> [PROBLEM]: From the listing below, pull out the lines that hold "this".

· · · · · · ·

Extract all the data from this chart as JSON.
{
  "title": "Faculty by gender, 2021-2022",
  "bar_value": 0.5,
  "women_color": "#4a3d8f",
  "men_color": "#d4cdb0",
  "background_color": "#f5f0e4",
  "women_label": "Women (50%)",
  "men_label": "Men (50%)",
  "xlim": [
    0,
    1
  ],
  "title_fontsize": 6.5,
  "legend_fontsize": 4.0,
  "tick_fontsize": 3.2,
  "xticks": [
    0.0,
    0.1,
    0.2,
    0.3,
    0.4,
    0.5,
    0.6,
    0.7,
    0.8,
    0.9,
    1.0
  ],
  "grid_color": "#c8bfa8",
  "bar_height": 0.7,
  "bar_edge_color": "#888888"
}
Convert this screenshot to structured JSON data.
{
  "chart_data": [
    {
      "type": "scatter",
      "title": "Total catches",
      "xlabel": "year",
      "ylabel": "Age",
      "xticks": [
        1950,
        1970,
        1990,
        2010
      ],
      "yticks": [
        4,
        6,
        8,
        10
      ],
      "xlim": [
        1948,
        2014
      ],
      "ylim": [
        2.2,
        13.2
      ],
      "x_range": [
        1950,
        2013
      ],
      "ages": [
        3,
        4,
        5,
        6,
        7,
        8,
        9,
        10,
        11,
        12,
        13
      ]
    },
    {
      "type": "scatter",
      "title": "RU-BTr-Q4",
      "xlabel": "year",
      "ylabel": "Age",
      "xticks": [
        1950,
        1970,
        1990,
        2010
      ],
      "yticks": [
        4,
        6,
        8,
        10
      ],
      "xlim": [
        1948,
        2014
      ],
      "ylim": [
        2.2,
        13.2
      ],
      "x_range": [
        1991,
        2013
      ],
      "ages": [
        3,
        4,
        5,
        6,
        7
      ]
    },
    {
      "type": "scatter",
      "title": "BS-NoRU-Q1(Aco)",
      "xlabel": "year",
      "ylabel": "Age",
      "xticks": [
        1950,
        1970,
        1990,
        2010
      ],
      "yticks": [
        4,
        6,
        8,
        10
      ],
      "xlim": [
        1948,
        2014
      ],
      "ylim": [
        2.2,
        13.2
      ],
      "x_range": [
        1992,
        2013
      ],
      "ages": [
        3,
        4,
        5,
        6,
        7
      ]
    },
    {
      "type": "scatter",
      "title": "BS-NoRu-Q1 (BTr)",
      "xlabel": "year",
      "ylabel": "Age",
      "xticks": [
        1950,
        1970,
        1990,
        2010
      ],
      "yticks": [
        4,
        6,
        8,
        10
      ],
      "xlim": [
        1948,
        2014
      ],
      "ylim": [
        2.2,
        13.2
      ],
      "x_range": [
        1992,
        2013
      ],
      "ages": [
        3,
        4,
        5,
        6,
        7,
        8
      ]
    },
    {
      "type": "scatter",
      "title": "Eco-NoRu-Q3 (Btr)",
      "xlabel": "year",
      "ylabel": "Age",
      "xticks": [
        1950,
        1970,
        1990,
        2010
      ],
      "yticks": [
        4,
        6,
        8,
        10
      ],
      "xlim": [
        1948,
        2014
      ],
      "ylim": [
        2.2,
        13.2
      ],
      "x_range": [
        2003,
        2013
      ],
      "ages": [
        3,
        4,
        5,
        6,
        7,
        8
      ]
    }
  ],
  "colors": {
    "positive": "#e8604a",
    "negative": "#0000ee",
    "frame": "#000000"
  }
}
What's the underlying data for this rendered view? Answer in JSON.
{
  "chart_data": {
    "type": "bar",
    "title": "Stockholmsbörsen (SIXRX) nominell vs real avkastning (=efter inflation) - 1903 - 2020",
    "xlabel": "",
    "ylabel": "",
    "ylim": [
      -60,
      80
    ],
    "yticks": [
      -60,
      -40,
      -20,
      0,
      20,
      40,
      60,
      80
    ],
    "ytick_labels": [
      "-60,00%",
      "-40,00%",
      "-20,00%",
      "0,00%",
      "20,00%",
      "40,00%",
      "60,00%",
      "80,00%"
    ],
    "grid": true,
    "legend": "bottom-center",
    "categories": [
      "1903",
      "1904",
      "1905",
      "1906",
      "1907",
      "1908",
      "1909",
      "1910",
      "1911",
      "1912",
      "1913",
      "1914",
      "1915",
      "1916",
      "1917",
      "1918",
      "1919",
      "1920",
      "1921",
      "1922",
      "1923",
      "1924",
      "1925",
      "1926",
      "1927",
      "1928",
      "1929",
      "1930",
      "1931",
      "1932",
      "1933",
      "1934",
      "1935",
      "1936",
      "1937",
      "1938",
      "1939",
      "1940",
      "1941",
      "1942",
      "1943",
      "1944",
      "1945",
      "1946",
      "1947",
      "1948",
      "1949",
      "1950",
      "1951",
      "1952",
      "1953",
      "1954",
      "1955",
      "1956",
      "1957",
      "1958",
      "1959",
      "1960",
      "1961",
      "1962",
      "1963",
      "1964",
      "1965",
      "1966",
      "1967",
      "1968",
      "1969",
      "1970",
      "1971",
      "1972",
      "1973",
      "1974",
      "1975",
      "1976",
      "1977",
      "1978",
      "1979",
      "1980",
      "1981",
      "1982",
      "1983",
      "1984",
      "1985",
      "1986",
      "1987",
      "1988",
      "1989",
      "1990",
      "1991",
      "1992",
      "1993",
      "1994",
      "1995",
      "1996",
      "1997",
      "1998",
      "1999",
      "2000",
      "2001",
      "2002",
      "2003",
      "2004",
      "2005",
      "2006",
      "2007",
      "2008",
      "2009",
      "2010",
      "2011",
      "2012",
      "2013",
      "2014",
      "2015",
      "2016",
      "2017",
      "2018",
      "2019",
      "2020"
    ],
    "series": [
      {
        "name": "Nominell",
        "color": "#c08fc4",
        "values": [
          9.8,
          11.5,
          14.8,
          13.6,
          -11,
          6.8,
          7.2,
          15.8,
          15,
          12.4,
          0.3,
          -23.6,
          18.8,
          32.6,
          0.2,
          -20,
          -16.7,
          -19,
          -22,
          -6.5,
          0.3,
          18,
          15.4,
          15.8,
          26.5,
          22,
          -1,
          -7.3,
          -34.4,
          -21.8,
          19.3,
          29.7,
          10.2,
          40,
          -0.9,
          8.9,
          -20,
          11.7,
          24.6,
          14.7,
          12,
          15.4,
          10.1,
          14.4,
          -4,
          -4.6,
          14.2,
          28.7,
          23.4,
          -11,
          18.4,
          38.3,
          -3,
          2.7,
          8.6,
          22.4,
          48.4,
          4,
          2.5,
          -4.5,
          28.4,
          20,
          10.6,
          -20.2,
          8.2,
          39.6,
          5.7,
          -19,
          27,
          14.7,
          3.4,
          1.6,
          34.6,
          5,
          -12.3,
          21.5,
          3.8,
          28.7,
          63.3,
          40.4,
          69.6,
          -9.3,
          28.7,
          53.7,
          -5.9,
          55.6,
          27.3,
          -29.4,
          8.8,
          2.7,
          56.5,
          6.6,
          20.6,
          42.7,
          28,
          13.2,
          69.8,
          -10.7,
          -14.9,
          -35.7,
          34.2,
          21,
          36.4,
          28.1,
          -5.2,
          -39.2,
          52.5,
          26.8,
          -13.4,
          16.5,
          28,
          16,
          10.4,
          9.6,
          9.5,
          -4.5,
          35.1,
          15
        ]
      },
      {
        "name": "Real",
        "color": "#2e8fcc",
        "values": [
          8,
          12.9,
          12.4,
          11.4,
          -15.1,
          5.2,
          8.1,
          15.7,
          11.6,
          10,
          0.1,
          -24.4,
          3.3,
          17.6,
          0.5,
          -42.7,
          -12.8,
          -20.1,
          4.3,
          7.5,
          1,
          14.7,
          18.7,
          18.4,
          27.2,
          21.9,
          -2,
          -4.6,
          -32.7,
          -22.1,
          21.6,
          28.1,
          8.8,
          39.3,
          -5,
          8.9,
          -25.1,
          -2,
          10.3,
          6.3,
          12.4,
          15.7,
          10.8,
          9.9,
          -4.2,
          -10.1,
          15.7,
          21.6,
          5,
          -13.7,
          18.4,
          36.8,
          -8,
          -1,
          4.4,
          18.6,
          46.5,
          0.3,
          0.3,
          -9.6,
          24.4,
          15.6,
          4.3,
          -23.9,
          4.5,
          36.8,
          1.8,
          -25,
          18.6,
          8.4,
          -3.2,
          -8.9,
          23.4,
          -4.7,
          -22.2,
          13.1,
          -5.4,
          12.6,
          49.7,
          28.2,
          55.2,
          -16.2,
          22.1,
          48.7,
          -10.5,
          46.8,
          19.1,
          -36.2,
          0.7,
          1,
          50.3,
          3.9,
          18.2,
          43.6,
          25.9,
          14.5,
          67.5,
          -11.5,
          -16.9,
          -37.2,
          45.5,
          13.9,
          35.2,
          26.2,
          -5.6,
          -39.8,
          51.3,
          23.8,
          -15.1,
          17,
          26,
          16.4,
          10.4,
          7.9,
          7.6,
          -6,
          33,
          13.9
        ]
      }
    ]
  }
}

· · · · · · ·

> [THE OUTPUT]:
Extract all the data from this chart as JSON.
Convert this screenshot to structured JSON data.
What's the underlying data for this rendered view? Answer in JSON.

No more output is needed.